#### DIRECTIONS FOR THIS TASK
Provide only the number of lines in the listing that contain the string "ตามแบบในข".

=== GIVEN INFORMATION ===

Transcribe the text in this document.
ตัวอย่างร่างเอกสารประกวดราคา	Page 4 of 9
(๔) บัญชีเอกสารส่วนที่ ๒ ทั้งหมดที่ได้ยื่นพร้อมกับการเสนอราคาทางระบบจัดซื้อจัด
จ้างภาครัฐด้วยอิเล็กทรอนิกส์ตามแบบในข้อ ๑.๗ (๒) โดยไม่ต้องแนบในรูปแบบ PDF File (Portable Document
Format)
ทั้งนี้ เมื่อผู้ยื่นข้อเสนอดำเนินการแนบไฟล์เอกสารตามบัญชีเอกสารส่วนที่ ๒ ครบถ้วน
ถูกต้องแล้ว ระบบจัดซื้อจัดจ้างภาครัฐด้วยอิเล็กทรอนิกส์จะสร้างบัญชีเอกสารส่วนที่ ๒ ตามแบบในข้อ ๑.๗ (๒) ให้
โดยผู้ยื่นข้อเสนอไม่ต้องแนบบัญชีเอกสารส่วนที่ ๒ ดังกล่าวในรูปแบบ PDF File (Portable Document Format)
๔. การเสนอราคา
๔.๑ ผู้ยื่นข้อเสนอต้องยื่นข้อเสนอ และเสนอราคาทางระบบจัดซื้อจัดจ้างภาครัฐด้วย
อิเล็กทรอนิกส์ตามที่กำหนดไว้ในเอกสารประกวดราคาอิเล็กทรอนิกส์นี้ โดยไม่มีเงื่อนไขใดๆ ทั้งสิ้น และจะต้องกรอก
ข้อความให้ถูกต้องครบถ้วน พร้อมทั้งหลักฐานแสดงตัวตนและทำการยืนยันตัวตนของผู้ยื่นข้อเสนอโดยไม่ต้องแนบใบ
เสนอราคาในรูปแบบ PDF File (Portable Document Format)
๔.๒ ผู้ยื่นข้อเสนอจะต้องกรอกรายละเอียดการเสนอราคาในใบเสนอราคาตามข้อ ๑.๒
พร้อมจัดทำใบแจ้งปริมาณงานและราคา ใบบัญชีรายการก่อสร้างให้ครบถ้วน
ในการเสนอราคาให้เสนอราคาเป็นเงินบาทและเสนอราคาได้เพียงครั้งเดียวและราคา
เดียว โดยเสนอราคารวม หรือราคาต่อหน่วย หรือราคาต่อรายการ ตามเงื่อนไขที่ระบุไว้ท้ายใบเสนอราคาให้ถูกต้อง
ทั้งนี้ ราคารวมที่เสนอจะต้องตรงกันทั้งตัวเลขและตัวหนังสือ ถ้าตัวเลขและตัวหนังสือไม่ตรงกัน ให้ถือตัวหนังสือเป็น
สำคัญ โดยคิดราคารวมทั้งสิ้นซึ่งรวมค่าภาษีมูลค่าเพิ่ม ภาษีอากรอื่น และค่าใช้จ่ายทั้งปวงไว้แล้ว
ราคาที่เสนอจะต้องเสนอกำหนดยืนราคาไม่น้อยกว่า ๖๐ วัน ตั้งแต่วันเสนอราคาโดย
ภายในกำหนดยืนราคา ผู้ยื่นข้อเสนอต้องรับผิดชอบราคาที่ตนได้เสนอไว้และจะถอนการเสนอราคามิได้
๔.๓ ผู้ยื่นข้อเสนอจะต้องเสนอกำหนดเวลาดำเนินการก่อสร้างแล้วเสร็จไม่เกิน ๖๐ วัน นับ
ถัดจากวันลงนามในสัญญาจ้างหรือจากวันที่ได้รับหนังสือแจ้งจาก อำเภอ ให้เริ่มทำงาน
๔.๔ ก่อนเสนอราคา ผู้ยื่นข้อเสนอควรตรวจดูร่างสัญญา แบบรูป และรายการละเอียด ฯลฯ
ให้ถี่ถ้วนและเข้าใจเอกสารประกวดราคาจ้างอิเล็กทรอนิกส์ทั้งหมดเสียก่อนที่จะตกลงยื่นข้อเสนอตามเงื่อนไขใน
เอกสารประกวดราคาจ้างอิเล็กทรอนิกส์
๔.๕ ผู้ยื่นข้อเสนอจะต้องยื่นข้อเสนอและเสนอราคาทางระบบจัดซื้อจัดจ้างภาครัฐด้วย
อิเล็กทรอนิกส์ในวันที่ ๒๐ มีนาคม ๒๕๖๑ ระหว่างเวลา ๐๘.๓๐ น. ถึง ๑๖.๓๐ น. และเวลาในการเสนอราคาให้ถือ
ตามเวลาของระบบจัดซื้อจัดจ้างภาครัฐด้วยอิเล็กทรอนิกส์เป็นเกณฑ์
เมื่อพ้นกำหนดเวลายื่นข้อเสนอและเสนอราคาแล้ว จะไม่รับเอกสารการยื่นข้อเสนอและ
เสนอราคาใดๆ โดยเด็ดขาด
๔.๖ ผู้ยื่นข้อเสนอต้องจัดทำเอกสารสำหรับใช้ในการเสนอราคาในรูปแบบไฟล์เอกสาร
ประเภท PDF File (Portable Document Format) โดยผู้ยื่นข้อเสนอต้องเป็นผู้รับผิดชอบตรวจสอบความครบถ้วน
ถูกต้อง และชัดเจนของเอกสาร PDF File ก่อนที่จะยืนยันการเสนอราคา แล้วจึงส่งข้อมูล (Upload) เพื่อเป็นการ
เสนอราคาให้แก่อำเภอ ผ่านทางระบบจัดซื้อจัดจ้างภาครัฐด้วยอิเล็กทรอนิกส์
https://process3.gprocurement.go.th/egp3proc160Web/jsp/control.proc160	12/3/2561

===

#### RESPONSE
2